--- Material shown ---
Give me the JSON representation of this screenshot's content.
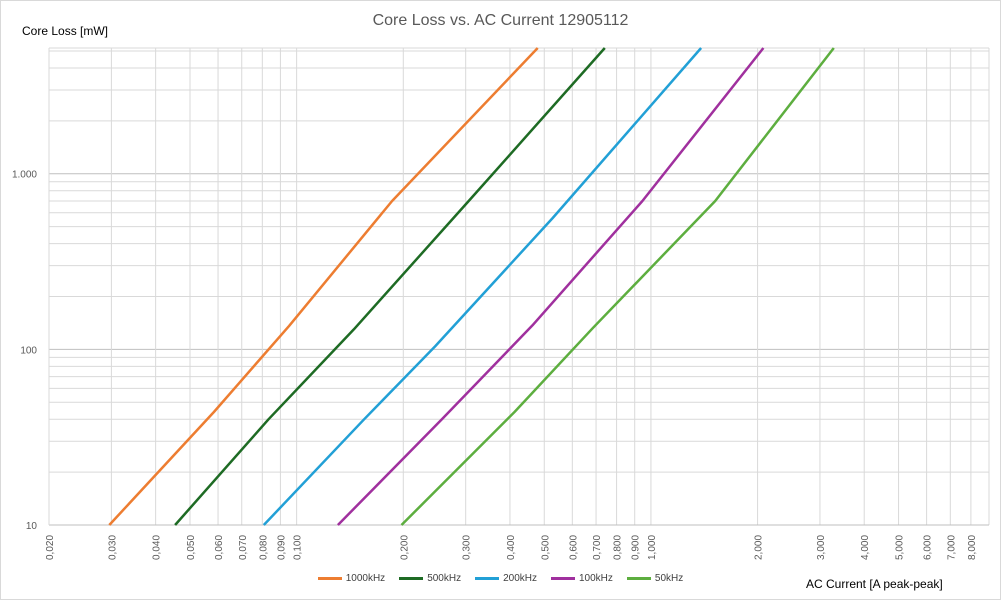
{
  "chart_data": {
    "type": "line",
    "title": "Core Loss vs. AC Current 12905112",
    "xlabel": "AC Current [A peak-peak]",
    "ylabel": "Core Loss [mW]",
    "x_scale": "log",
    "y_scale": "log",
    "xlim": [
      0.02,
      9
    ],
    "ylim": [
      10,
      5200
    ],
    "x_ticks": [
      0.02,
      0.03,
      0.04,
      0.05,
      0.06,
      0.07,
      0.08,
      0.09,
      0.1,
      0.2,
      0.3,
      0.4,
      0.5,
      0.6,
      0.7,
      0.8,
      0.9,
      1,
      2,
      3,
      4,
      5,
      6,
      7,
      8
    ],
    "x_tick_labels": [
      "0,020",
      "0,030",
      "0,040",
      "0,050",
      "0,060",
      "0,070",
      "0,080",
      "0,090",
      "0,100",
      "0,200",
      "0,300",
      "0,400",
      "0,500",
      "0,600",
      "0,700",
      "0,800",
      "0,900",
      "1,000",
      "2,000",
      "3,000",
      "4,000",
      "5,000",
      "6,000",
      "7,000",
      "8,000"
    ],
    "y_ticks": [
      10,
      100,
      1000
    ],
    "y_tick_labels": [
      "10",
      "100",
      "1.000"
    ],
    "grid": true,
    "legend_position": "bottom",
    "series": [
      {
        "name": "1000kHz",
        "color": "#ED7D31",
        "x": [
          0.0296,
          0.0584,
          0.0952,
          0.186,
          0.479
        ],
        "y": [
          10,
          44,
          136,
          700,
          5200
        ]
      },
      {
        "name": "500kHz",
        "color": "#1E6B24",
        "x": [
          0.0454,
          0.0833,
          0.145,
          0.306,
          0.741
        ],
        "y": [
          10,
          40,
          130,
          700,
          5200
        ]
      },
      {
        "name": "200kHz",
        "color": "#22A0D6",
        "x": [
          0.0808,
          0.155,
          0.246,
          0.528,
          1.386
        ],
        "y": [
          10,
          40,
          104,
          560,
          5200
        ]
      },
      {
        "name": "100kHz",
        "color": "#A0309E",
        "x": [
          0.1308,
          0.257,
          0.463,
          0.946,
          2.077
        ],
        "y": [
          10,
          40,
          137,
          700,
          5200
        ]
      },
      {
        "name": "50kHz",
        "color": "#5DAE3F",
        "x": [
          0.1977,
          0.412,
          0.685,
          1.519,
          3.282
        ],
        "y": [
          10,
          44,
          132,
          700,
          5200
        ]
      }
    ]
  }
}
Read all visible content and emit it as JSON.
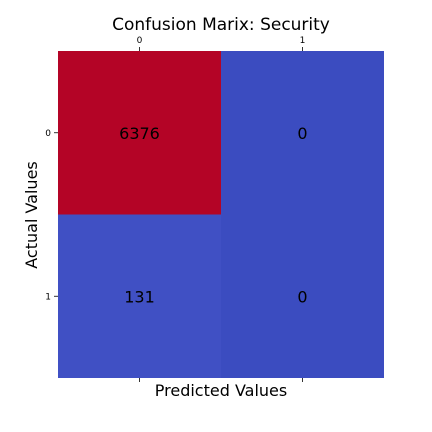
{
  "chart_data": {
    "type": "heatmap",
    "title": "Confusion Marix: Security",
    "xlabel": "Predicted Values",
    "ylabel": "Actual Values",
    "x_categories": [
      "0",
      "1"
    ],
    "y_categories": [
      "0",
      "1"
    ],
    "values": [
      [
        6376,
        0
      ],
      [
        131,
        0
      ]
    ],
    "x_ticks_position": "top",
    "colormap": "coolwarm",
    "colors": {
      "high": "#b40426",
      "low": "#3b4cc0",
      "low_alt": "#3e52c7"
    },
    "grid": false
  }
}
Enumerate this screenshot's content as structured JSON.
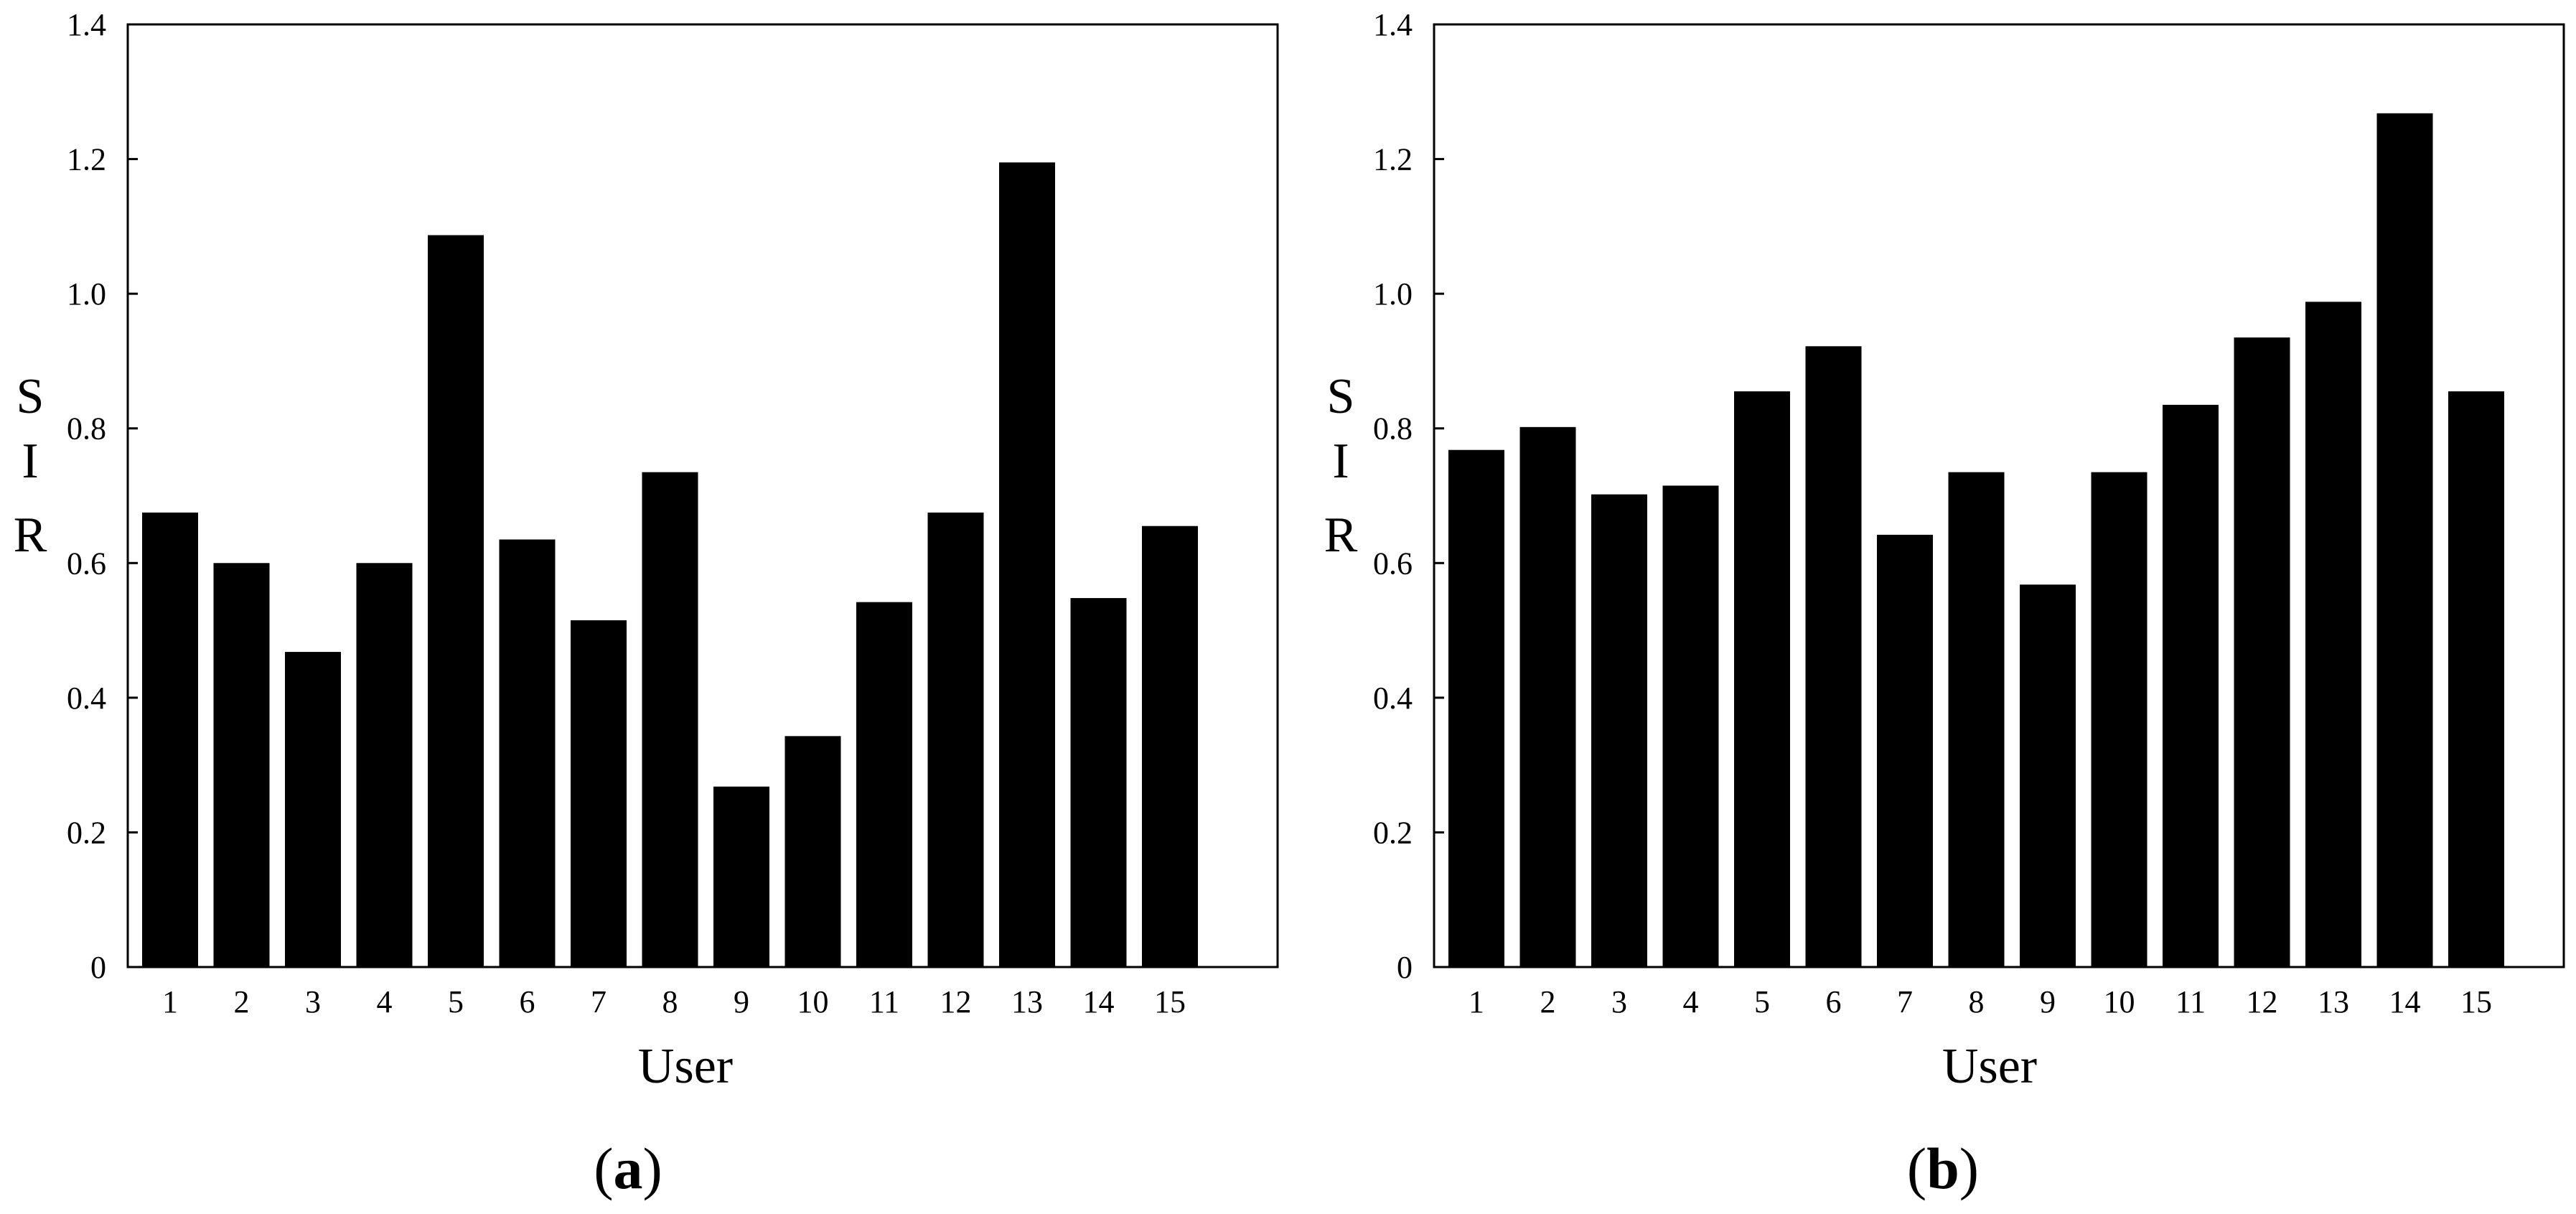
{
  "chart_data": [
    {
      "type": "bar",
      "panel_label": "a",
      "title": "",
      "xlabel": "User",
      "ylabel": "SIR",
      "ylabel_letters": [
        "S",
        "I",
        "R"
      ],
      "categories": [
        "1",
        "2",
        "3",
        "4",
        "5",
        "6",
        "7",
        "8",
        "9",
        "10",
        "11",
        "12",
        "13",
        "14",
        "15"
      ],
      "values": [
        0.675,
        0.6,
        0.468,
        0.6,
        1.087,
        0.635,
        0.515,
        0.735,
        0.268,
        0.343,
        0.542,
        0.675,
        1.195,
        0.548,
        0.655
      ],
      "ylim": [
        0,
        1.4
      ],
      "yticks": [
        0,
        0.2,
        0.4,
        0.6,
        0.8,
        1.0,
        1.2,
        1.4
      ],
      "ytick_labels": [
        "0",
        "0.2",
        "0.4",
        "0.6",
        "0.8",
        "1.0",
        "1.2",
        "1.4"
      ],
      "grid": false,
      "legend": "none",
      "bar_color": "#000000"
    },
    {
      "type": "bar",
      "panel_label": "b",
      "title": "",
      "xlabel": "User",
      "ylabel": "SIR",
      "ylabel_letters": [
        "S",
        "I",
        "R"
      ],
      "categories": [
        "1",
        "2",
        "3",
        "4",
        "5",
        "6",
        "7",
        "8",
        "9",
        "10",
        "11",
        "12",
        "13",
        "14",
        "15"
      ],
      "values": [
        0.768,
        0.802,
        0.702,
        0.715,
        0.855,
        0.922,
        0.642,
        0.735,
        0.568,
        0.735,
        0.835,
        0.935,
        0.988,
        1.268,
        0.855
      ],
      "ylim": [
        0,
        1.4
      ],
      "yticks": [
        0,
        0.2,
        0.4,
        0.6,
        0.8,
        1.0,
        1.2,
        1.4
      ],
      "ytick_labels": [
        "0",
        "0.2",
        "0.4",
        "0.6",
        "0.8",
        "1.0",
        "1.2",
        "1.4"
      ],
      "grid": false,
      "legend": "none",
      "bar_color": "#000000"
    }
  ],
  "colors": {
    "axis": "#000000",
    "background": "#ffffff"
  }
}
---
» **Request**
For the records above, state how many lines include the string "xlabel", giving the number and nothing else.

» **Result**
4